→ Work required: Copy out all of the data exactly as it appears.
:: Data extract ::
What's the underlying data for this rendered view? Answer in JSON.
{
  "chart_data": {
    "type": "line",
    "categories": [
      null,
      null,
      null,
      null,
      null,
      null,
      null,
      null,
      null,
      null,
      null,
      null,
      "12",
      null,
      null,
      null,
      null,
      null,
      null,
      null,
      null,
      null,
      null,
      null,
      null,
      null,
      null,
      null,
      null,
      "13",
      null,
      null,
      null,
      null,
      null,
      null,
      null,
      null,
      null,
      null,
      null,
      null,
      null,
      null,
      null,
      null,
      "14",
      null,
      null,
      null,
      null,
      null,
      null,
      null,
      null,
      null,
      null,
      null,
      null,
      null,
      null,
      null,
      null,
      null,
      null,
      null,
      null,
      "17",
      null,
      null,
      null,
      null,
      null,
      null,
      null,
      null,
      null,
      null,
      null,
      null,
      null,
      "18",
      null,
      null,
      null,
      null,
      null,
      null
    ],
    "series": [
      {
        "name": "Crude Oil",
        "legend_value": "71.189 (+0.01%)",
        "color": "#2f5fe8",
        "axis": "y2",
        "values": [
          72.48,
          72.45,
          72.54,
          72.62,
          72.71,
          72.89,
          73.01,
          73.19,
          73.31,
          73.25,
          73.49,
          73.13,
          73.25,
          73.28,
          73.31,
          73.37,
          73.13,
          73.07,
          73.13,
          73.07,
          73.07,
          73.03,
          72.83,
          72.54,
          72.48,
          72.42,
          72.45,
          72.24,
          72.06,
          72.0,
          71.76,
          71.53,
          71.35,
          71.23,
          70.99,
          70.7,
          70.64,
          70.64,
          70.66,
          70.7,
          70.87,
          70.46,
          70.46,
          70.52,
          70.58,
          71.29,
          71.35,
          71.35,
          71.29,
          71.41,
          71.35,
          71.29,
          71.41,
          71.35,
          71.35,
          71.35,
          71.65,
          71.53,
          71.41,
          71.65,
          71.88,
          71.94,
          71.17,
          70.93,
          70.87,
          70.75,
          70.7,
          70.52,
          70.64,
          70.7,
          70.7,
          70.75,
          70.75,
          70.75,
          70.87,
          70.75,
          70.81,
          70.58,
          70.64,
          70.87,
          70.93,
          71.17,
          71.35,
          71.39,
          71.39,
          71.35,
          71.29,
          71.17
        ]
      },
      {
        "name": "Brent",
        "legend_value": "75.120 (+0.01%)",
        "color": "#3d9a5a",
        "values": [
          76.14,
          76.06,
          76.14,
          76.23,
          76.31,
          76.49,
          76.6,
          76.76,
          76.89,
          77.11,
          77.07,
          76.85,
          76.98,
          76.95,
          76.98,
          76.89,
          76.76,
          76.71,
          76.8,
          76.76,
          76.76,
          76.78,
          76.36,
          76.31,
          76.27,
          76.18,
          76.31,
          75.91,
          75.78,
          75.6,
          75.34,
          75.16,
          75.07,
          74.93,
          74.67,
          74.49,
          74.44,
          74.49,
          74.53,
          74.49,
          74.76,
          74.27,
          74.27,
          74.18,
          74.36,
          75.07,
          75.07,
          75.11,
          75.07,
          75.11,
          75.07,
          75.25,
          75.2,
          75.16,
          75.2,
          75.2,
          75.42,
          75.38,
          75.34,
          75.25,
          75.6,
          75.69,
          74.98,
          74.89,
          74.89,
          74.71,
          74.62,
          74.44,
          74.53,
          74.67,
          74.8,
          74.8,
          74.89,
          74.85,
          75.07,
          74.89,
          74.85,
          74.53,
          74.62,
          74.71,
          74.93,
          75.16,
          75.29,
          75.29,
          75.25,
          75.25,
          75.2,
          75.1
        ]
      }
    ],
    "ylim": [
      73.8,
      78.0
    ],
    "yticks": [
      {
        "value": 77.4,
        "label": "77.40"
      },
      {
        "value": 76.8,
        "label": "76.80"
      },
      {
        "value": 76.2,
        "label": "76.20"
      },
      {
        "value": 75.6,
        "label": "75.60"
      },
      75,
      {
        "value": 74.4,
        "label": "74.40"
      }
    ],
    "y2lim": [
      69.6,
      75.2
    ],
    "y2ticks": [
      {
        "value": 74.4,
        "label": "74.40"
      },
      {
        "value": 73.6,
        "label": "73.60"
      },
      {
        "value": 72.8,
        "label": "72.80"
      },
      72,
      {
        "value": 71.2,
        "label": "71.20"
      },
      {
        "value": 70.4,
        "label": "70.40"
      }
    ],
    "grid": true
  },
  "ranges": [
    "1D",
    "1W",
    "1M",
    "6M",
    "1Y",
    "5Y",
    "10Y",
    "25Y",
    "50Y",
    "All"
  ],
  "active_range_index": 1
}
:::
→ Task solution:
What's the underlying data for this rendered view? Answer in JSON.
{
  "chart_data": {
    "type": "line",
    "categories": [
      null,
      null,
      null,
      null,
      null,
      null,
      null,
      null,
      null,
      null,
      null,
      null,
      "12",
      null,
      null,
      null,
      null,
      null,
      null,
      null,
      null,
      null,
      null,
      null,
      null,
      null,
      null,
      null,
      null,
      "13",
      null,
      null,
      null,
      null,
      null,
      null,
      null,
      null,
      null,
      null,
      null,
      null,
      null,
      null,
      null,
      null,
      "14",
      null,
      null,
      null,
      null,
      null,
      null,
      null,
      null,
      null,
      null,
      null,
      null,
      null,
      null,
      null,
      null,
      null,
      null,
      null,
      null,
      "17",
      null,
      null,
      null,
      null,
      null,
      null,
      null,
      null,
      null,
      null,
      null,
      null,
      null,
      "18",
      null,
      null,
      null,
      null,
      null,
      null
    ],
    "series": [
      {
        "name": "Crude Oil",
        "legend_value": "71.189 (+0.01%)",
        "color": "#2f5fe8",
        "axis": "y2",
        "values": [
          72.48,
          72.45,
          72.54,
          72.62,
          72.71,
          72.89,
          73.01,
          73.19,
          73.31,
          73.25,
          73.49,
          73.13,
          73.25,
          73.28,
          73.31,
          73.37,
          73.13,
          73.07,
          73.13,
          73.07,
          73.07,
          73.03,
          72.83,
          72.54,
          72.48,
          72.42,
          72.45,
          72.24,
          72.06,
          72.0,
          71.76,
          71.53,
          71.35,
          71.23,
          70.99,
          70.7,
          70.64,
          70.64,
          70.66,
          70.7,
          70.87,
          70.46,
          70.46,
          70.52,
          70.58,
          71.29,
          71.35,
          71.35,
          71.29,
          71.41,
          71.35,
          71.29,
          71.41,
          71.35,
          71.35,
          71.35,
          71.65,
          71.53,
          71.41,
          71.65,
          71.88,
          71.94,
          71.17,
          70.93,
          70.87,
          70.75,
          70.7,
          70.52,
          70.64,
          70.7,
          70.7,
          70.75,
          70.75,
          70.75,
          70.87,
          70.75,
          70.81,
          70.58,
          70.64,
          70.87,
          70.93,
          71.17,
          71.35,
          71.39,
          71.39,
          71.35,
          71.29,
          71.17
        ]
      },
      {
        "name": "Brent",
        "legend_value": "75.120 (+0.01%)",
        "color": "#3d9a5a",
        "values": [
          76.14,
          76.06,
          76.14,
          76.23,
          76.31,
          76.49,
          76.6,
          76.76,
          76.89,
          77.11,
          77.07,
          76.85,
          76.98,
          76.95,
          76.98,
          76.89,
          76.76,
          76.71,
          76.8,
          76.76,
          76.76,
          76.78,
          76.36,
          76.31,
          76.27,
          76.18,
          76.31,
          75.91,
          75.78,
          75.6,
          75.34,
          75.16,
          75.07,
          74.93,
          74.67,
          74.49,
          74.44,
          74.49,
          74.53,
          74.49,
          74.76,
          74.27,
          74.27,
          74.18,
          74.36,
          75.07,
          75.07,
          75.11,
          75.07,
          75.11,
          75.07,
          75.25,
          75.2,
          75.16,
          75.2,
          75.2,
          75.42,
          75.38,
          75.34,
          75.25,
          75.6,
          75.69,
          74.98,
          74.89,
          74.89,
          74.71,
          74.62,
          74.44,
          74.53,
          74.67,
          74.8,
          74.8,
          74.89,
          74.85,
          75.07,
          74.89,
          74.85,
          74.53,
          74.62,
          74.71,
          74.93,
          75.16,
          75.29,
          75.29,
          75.25,
          75.25,
          75.2,
          75.1
        ]
      }
    ],
    "ylim": [
      73.8,
      78.0
    ],
    "yticks": [
      {
        "value": 77.4,
        "label": "77.40"
      },
      {
        "value": 76.8,
        "label": "76.80"
      },
      {
        "value": 76.2,
        "label": "76.20"
      },
      {
        "value": 75.6,
        "label": "75.60"
      },
      75,
      {
        "value": 74.4,
        "label": "74.40"
      }
    ],
    "y2lim": [
      69.6,
      75.2
    ],
    "y2ticks": [
      {
        "value": 74.4,
        "label": "74.40"
      },
      {
        "value": 73.6,
        "label": "73.60"
      },
      {
        "value": 72.8,
        "label": "72.80"
      },
      72,
      {
        "value": 71.2,
        "label": "71.20"
      },
      {
        "value": 70.4,
        "label": "70.40"
      }
    ],
    "grid": true
  },
  "ranges": [
    "1D",
    "1W",
    "1M",
    "6M",
    "1Y",
    "5Y",
    "10Y",
    "25Y",
    "50Y",
    "All"
  ],
  "active_range_index": 1
}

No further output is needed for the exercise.